State how many lines of the entries below hold the word "this"; reply with nothing but the number.

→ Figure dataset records
● ● ●

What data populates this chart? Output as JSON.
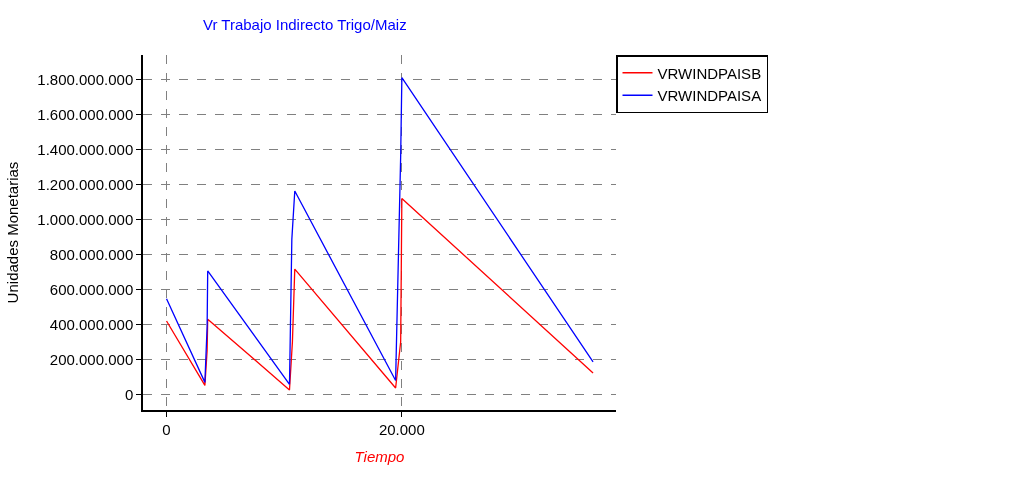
{
  "chart_data": {
    "type": "line",
    "title": "Vr Trabajo Indirecto Trigo/Maiz",
    "xlabel": "Tiempo",
    "ylabel": "Unidades Monetarias",
    "series": [
      {
        "name": "VRWINDPAISB",
        "color": "#ff0000",
        "x": [
          0,
          3260,
          3450,
          3500,
          10450,
          10700,
          10900,
          19470,
          19900,
          20000,
          36250
        ],
        "values": [
          419000000,
          51000000,
          250000000,
          429000000,
          25000000,
          300000000,
          716000000,
          36000000,
          300000000,
          1120000000,
          121000000
        ]
      },
      {
        "name": "VRWINDPAISA",
        "color": "#0000ff",
        "x": [
          0,
          3260,
          3450,
          3500,
          10450,
          10650,
          10900,
          19470,
          19900,
          20000,
          36250
        ],
        "values": [
          546000000,
          68000000,
          387000000,
          705000000,
          57000000,
          886000000,
          1162000000,
          79000000,
          1364000000,
          1810000000,
          185000000
        ]
      }
    ],
    "xlim": [
      -2000,
      38200
    ],
    "ylim": [
      -90000000,
      1940000000
    ],
    "xticks": [
      0,
      {
        "value": 20000,
        "label": "20.000"
      }
    ],
    "yticks": [
      0,
      {
        "value": 200000000,
        "label": "200.000.000"
      },
      {
        "value": 400000000,
        "label": "400.000.000"
      },
      {
        "value": 600000000,
        "label": "600.000.000"
      },
      {
        "value": 800000000,
        "label": "800.000.000"
      },
      {
        "value": 1000000000,
        "label": "1.000.000.000"
      },
      {
        "value": 1200000000,
        "label": "1.200.000.000"
      },
      {
        "value": 1400000000,
        "label": "1.400.000.000"
      },
      {
        "value": 1600000000,
        "label": "1.600.000.000"
      },
      {
        "value": 1800000000,
        "label": "1.800.000.000"
      }
    ],
    "grid": true,
    "legend": "top right",
    "marker": "none",
    "line_style": "solid"
  }
}
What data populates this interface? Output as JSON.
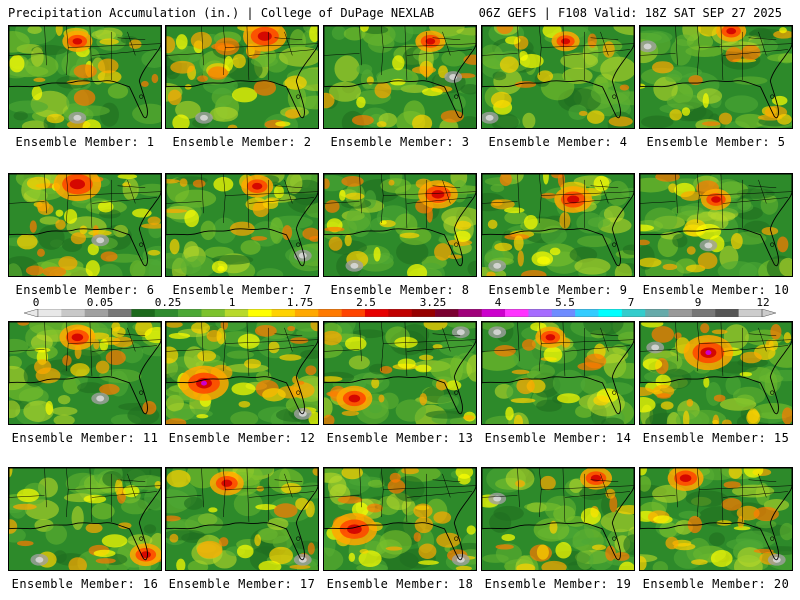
{
  "header": {
    "title_left": "Precipitation Accumulation (in.) | College of DuPage NEXLAB",
    "title_right": "06Z GEFS | F108 Valid: 18Z SAT SEP 27 2025"
  },
  "panels": [
    {
      "label": "Ensemble Member: 1",
      "intensity": 0.35,
      "hot": [
        0.45,
        0.15
      ],
      "grey": [
        0.45,
        0.9
      ]
    },
    {
      "label": "Ensemble Member: 2",
      "intensity": 0.7,
      "hot": [
        0.65,
        0.1
      ],
      "grey": [
        0.25,
        0.9
      ]
    },
    {
      "label": "Ensemble Member: 3",
      "intensity": 0.35,
      "hot": [
        0.7,
        0.15
      ],
      "grey": [
        0.85,
        0.5
      ]
    },
    {
      "label": "Ensemble Member: 4",
      "intensity": 0.3,
      "hot": [
        0.55,
        0.15
      ],
      "grey": [
        0.05,
        0.9
      ]
    },
    {
      "label": "Ensemble Member: 5",
      "intensity": 0.35,
      "hot": [
        0.6,
        0.05
      ],
      "grey": [
        0.05,
        0.2
      ]
    },
    {
      "label": "Ensemble Member: 6",
      "intensity": 0.8,
      "hot": [
        0.45,
        0.1
      ],
      "grey": [
        0.6,
        0.65
      ]
    },
    {
      "label": "Ensemble Member: 7",
      "intensity": 0.4,
      "hot": [
        0.6,
        0.12
      ],
      "grey": [
        0.9,
        0.8
      ]
    },
    {
      "label": "Ensemble Member: 8",
      "intensity": 0.6,
      "hot": [
        0.75,
        0.2
      ],
      "grey": [
        0.2,
        0.9
      ]
    },
    {
      "label": "Ensemble Member: 9",
      "intensity": 0.55,
      "hot": [
        0.6,
        0.25
      ],
      "grey": [
        0.1,
        0.9
      ]
    },
    {
      "label": "Ensemble Member: 10",
      "intensity": 0.35,
      "hot": [
        0.5,
        0.25
      ],
      "grey": [
        0.45,
        0.7
      ]
    },
    {
      "label": "Ensemble Member: 11",
      "intensity": 0.5,
      "hot": [
        0.45,
        0.15
      ],
      "grey": [
        0.6,
        0.75
      ]
    },
    {
      "label": "Ensemble Member: 12",
      "intensity": 0.85,
      "hot": [
        0.25,
        0.6
      ],
      "grey": [
        0.9,
        0.9
      ]
    },
    {
      "label": "Ensemble Member: 13",
      "intensity": 0.5,
      "hot": [
        0.2,
        0.75
      ],
      "grey": [
        0.9,
        0.1
      ]
    },
    {
      "label": "Ensemble Member: 14",
      "intensity": 0.35,
      "hot": [
        0.45,
        0.15
      ],
      "grey": [
        0.1,
        0.1
      ]
    },
    {
      "label": "Ensemble Member: 15",
      "intensity": 0.85,
      "hot": [
        0.45,
        0.3
      ],
      "grey": [
        0.1,
        0.25
      ]
    },
    {
      "label": "Ensemble Member: 16",
      "intensity": 0.4,
      "hot": [
        0.9,
        0.85
      ],
      "grey": [
        0.2,
        0.9
      ]
    },
    {
      "label": "Ensemble Member: 17",
      "intensity": 0.45,
      "hot": [
        0.4,
        0.15
      ],
      "grey": [
        0.9,
        0.9
      ]
    },
    {
      "label": "Ensemble Member: 18",
      "intensity": 0.75,
      "hot": [
        0.2,
        0.6
      ],
      "grey": [
        0.9,
        0.9
      ]
    },
    {
      "label": "Ensemble Member: 19",
      "intensity": 0.4,
      "hot": [
        0.75,
        0.1
      ],
      "grey": [
        0.1,
        0.3
      ]
    },
    {
      "label": "Ensemble Member: 20",
      "intensity": 0.5,
      "hot": [
        0.3,
        0.1
      ],
      "grey": [
        0.9,
        0.9
      ]
    }
  ],
  "legend": {
    "labels": [
      "0",
      "0.05",
      "0.25",
      "1",
      "1.75",
      "2.5",
      "3.25",
      "4",
      "5.5",
      "7",
      "9",
      "12"
    ],
    "colors": [
      "#e8e8e8",
      "#c8c8c8",
      "#a0a0a0",
      "#787878",
      "#1c6a1c",
      "#2e8b2e",
      "#4ca835",
      "#7cc22c",
      "#b8d92a",
      "#ffff00",
      "#ffd200",
      "#ffa800",
      "#ff7a00",
      "#ff4400",
      "#e60000",
      "#c00000",
      "#960000",
      "#7a0030",
      "#a0007a",
      "#cc00cc",
      "#ff33ff",
      "#a66cff",
      "#6e8cff",
      "#33ccff",
      "#00ffff",
      "#33cccc",
      "#66aaaa",
      "#999999",
      "#777777",
      "#555555",
      "#cccccc"
    ]
  }
}
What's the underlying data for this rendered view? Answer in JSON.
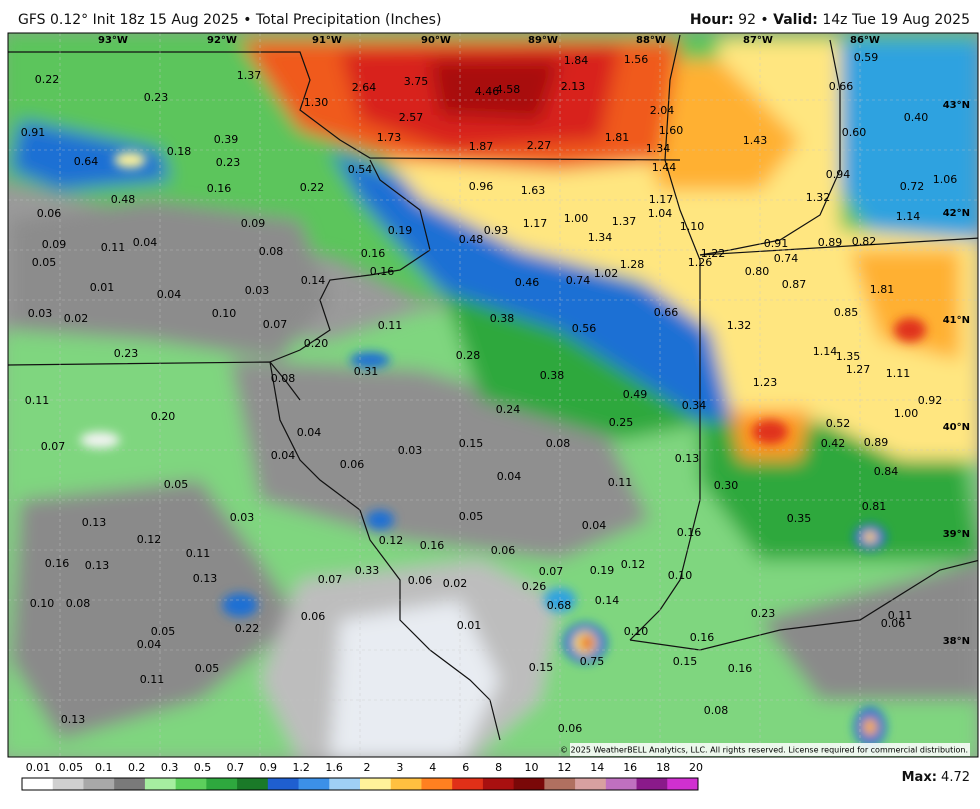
{
  "header": {
    "title": "GFS 0.12° Init 18z 15 Aug 2025 • Total Precipitation (Inches)",
    "hour_label": "Hour:",
    "hour": "92 •",
    "valid_label": "Valid:",
    "valid": "14z Tue 19 Aug 2025"
  },
  "map": {
    "longitudes": [
      "93°W",
      "92°W",
      "91°W",
      "90°W",
      "89°W",
      "88°W",
      "87°W",
      "86°W"
    ],
    "latitudes": [
      "43°N",
      "42°N",
      "41°N",
      "40°N",
      "39°N",
      "38°N"
    ],
    "point_labels": [
      "0.22",
      "1.37",
      "0.23",
      "1.30",
      "2.64",
      "3.75",
      "4.46",
      "4.58",
      "1.84",
      "1.56",
      "2.13",
      "0.59",
      "0.66",
      "0.91",
      "0.39",
      "2.57",
      "1.73",
      "1.87",
      "2.27",
      "1.81",
      "2.04",
      "1.60",
      "1.34",
      "1.43",
      "0.40",
      "0.60",
      "0.64",
      "0.18",
      "0.23",
      "0.54",
      "1.44",
      "0.94",
      "0.72",
      "1.06",
      "0.48",
      "0.16",
      "0.22",
      "0.96",
      "1.63",
      "1.17",
      "1.32",
      "1.14",
      "0.06",
      "0.09",
      "1.00",
      "1.37",
      "1.04",
      "1.17",
      "0.93",
      "1.10",
      "0.19",
      "0.48",
      "1.34",
      "0.09",
      "0.11",
      "0.04",
      "0.08",
      "0.16",
      "1.22",
      "1.26",
      "0.91",
      "0.89",
      "0.82",
      "0.74",
      "0.05",
      "0.16",
      "1.28",
      "1.02",
      "0.80",
      "0.46",
      "0.74",
      "0.87",
      "0.01",
      "0.04",
      "0.03",
      "0.14",
      "1.81",
      "0.03",
      "0.02",
      "0.10",
      "0.07",
      "0.11",
      "0.38",
      "0.66",
      "0.85",
      "1.32",
      "0.56",
      "0.20",
      "0.23",
      "0.28",
      "1.14",
      "1.35",
      "0.31",
      "0.38",
      "1.27",
      "1.11",
      "0.08",
      "1.23",
      "0.11",
      "0.49",
      "0.34",
      "0.92",
      "0.24",
      "0.20",
      "1.00",
      "0.25",
      "0.52",
      "0.04",
      "0.42",
      "0.89",
      "0.07",
      "0.15",
      "0.08",
      "0.03",
      "0.06",
      "0.04",
      "0.13",
      "0.04",
      "0.84",
      "0.05",
      "0.11",
      "0.30",
      "0.81",
      "0.03",
      "0.05",
      "0.13",
      "0.04",
      "0.35",
      "0.12",
      "0.16",
      "0.12",
      "0.16",
      "0.06",
      "0.11",
      "0.16",
      "0.13",
      "0.07",
      "0.19",
      "0.12",
      "0.13",
      "0.33",
      "0.07",
      "0.06",
      "0.02",
      "0.26",
      "0.10",
      "0.10",
      "0.08",
      "0.68",
      "0.14",
      "0.23",
      "0.11",
      "0.06",
      "0.06",
      "0.22",
      "0.05",
      "0.01",
      "0.10",
      "0.04",
      "0.16",
      "0.75",
      "0.15",
      "0.15",
      "0.16",
      "0.05",
      "0.11",
      "0.13",
      "0.08",
      "0.06"
    ]
  },
  "footer": {
    "copyright": "© 2025 WeatherBELL Analytics, LLC. All rights reserved. License required for commercial distribution.",
    "scale_labels": [
      "0.01",
      "0.05",
      "0.1",
      "0.2",
      "0.3",
      "0.5",
      "0.7",
      "0.9",
      "1.2",
      "1.6",
      "2",
      "3",
      "4",
      "6",
      "8",
      "10",
      "12",
      "14",
      "16",
      "18",
      "20"
    ],
    "max_label": "Max:",
    "max_value": "4.72"
  }
}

● ● ●

→ RIGHT ANSWER
3